### Exercise
Read through the data and count the lines that contain the string "Västernorrland"; give only the result.

* * * * *

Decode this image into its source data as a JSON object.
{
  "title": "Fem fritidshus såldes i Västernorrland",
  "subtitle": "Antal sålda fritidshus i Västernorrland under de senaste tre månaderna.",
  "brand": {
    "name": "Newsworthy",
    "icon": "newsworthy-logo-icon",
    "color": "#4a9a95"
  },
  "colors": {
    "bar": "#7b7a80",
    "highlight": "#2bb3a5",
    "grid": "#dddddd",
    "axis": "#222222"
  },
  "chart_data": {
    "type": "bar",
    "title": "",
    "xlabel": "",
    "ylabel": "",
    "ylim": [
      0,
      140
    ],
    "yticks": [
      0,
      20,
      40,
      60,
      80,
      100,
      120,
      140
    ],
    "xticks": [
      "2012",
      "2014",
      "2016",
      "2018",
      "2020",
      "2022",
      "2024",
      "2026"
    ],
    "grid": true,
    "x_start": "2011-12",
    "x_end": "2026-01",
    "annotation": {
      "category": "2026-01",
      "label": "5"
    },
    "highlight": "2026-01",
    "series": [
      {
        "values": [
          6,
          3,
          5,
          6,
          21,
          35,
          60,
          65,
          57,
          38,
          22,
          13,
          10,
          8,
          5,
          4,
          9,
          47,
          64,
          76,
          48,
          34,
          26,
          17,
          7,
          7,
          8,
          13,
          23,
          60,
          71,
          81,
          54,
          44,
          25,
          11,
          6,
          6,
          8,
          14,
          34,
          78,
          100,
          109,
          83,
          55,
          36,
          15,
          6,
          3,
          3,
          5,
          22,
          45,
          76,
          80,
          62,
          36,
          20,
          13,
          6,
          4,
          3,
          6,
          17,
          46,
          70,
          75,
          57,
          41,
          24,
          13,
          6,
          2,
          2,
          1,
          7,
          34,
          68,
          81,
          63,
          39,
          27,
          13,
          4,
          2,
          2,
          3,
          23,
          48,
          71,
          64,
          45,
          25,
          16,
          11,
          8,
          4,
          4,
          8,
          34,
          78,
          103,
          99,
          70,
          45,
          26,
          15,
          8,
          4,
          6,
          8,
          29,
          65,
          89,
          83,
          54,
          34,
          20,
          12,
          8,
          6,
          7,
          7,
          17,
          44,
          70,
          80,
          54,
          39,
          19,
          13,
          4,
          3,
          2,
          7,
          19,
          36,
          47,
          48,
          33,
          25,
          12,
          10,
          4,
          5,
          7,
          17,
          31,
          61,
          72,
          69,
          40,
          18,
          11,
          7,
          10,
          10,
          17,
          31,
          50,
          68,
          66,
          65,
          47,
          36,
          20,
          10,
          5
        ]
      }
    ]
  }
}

* * * * *

### Result for this exercise
2